- [What the task requires] Give the listing again in full, exactly as written.
____
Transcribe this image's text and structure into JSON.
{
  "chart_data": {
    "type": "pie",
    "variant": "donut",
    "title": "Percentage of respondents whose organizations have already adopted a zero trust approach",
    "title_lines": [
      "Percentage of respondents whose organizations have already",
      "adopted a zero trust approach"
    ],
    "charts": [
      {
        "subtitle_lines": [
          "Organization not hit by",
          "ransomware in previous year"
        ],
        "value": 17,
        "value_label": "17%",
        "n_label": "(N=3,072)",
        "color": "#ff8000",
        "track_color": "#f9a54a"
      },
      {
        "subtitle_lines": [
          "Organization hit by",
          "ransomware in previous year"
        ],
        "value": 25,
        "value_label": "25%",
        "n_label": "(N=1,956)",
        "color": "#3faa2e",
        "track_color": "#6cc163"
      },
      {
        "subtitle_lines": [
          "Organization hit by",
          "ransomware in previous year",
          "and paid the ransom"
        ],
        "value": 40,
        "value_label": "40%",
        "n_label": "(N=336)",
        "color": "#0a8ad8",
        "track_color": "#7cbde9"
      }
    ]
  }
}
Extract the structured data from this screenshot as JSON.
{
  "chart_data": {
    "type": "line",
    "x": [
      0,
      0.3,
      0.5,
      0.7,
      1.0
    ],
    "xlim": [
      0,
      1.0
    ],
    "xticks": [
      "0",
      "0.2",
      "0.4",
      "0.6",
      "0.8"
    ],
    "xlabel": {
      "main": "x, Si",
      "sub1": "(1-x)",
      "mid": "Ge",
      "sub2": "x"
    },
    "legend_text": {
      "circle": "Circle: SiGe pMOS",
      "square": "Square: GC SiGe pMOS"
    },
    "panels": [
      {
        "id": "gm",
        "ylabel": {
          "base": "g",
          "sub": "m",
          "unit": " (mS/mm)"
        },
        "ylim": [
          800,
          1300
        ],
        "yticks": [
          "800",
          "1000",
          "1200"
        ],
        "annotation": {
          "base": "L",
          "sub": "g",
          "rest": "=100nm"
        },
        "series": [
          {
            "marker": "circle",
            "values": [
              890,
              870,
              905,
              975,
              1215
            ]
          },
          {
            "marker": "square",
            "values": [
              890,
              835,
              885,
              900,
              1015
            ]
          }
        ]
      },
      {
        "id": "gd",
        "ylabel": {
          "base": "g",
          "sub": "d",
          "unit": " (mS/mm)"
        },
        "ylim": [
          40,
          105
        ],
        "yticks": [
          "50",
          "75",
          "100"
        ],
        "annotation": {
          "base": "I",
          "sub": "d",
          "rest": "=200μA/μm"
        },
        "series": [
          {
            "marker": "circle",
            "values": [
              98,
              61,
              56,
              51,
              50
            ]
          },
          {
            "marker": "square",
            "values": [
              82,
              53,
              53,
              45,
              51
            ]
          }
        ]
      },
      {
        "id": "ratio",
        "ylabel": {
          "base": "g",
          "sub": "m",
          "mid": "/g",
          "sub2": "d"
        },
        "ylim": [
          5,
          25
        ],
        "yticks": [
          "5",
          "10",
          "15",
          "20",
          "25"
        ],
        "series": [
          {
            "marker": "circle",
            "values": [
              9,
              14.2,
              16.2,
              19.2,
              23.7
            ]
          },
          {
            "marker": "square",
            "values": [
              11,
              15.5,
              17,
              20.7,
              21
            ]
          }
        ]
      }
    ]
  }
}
____
- [Solution below]
Transcribe this image's text and structure into JSON.
{
  "chart_data": {
    "type": "pie",
    "variant": "donut",
    "title": "Percentage of respondents whose organizations have already adopted a zero trust approach",
    "title_lines": [
      "Percentage of respondents whose organizations have already",
      "adopted a zero trust approach"
    ],
    "charts": [
      {
        "subtitle_lines": [
          "Organization not hit by",
          "ransomware in previous year"
        ],
        "value": 17,
        "value_label": "17%",
        "n_label": "(N=3,072)",
        "color": "#ff8000",
        "track_color": "#f9a54a"
      },
      {
        "subtitle_lines": [
          "Organization hit by",
          "ransomware in previous year"
        ],
        "value": 25,
        "value_label": "25%",
        "n_label": "(N=1,956)",
        "color": "#3faa2e",
        "track_color": "#6cc163"
      },
      {
        "subtitle_lines": [
          "Organization hit by",
          "ransomware in previous year",
          "and paid the ransom"
        ],
        "value": 40,
        "value_label": "40%",
        "n_label": "(N=336)",
        "color": "#0a8ad8",
        "track_color": "#7cbde9"
      }
    ]
  }
}
Extract the structured data from this screenshot as JSON.
{
  "chart_data": {
    "type": "line",
    "x": [
      0,
      0.3,
      0.5,
      0.7,
      1.0
    ],
    "xlim": [
      0,
      1.0
    ],
    "xticks": [
      "0",
      "0.2",
      "0.4",
      "0.6",
      "0.8"
    ],
    "xlabel": {
      "main": "x, Si",
      "sub1": "(1-x)",
      "mid": "Ge",
      "sub2": "x"
    },
    "legend_text": {
      "circle": "Circle: SiGe pMOS",
      "square": "Square: GC SiGe pMOS"
    },
    "panels": [
      {
        "id": "gm",
        "ylabel": {
          "base": "g",
          "sub": "m",
          "unit": " (mS/mm)"
        },
        "ylim": [
          800,
          1300
        ],
        "yticks": [
          "800",
          "1000",
          "1200"
        ],
        "annotation": {
          "base": "L",
          "sub": "g",
          "rest": "=100nm"
        },
        "series": [
          {
            "marker": "circle",
            "values": [
              890,
              870,
              905,
              975,
              1215
            ]
          },
          {
            "marker": "square",
            "values": [
              890,
              835,
              885,
              900,
              1015
            ]
          }
        ]
      },
      {
        "id": "gd",
        "ylabel": {
          "base": "g",
          "sub": "d",
          "unit": " (mS/mm)"
        },
        "ylim": [
          40,
          105
        ],
        "yticks": [
          "50",
          "75",
          "100"
        ],
        "annotation": {
          "base": "I",
          "sub": "d",
          "rest": "=200μA/μm"
        },
        "series": [
          {
            "marker": "circle",
            "values": [
              98,
              61,
              56,
              51,
              50
            ]
          },
          {
            "marker": "square",
            "values": [
              82,
              53,
              53,
              45,
              51
            ]
          }
        ]
      },
      {
        "id": "ratio",
        "ylabel": {
          "base": "g",
          "sub": "m",
          "mid": "/g",
          "sub2": "d"
        },
        "ylim": [
          5,
          25
        ],
        "yticks": [
          "5",
          "10",
          "15",
          "20",
          "25"
        ],
        "series": [
          {
            "marker": "circle",
            "values": [
              9,
              14.2,
              16.2,
              19.2,
              23.7
            ]
          },
          {
            "marker": "square",
            "values": [
              11,
              15.5,
              17,
              20.7,
              21
            ]
          }
        ]
      }
    ]
  }
}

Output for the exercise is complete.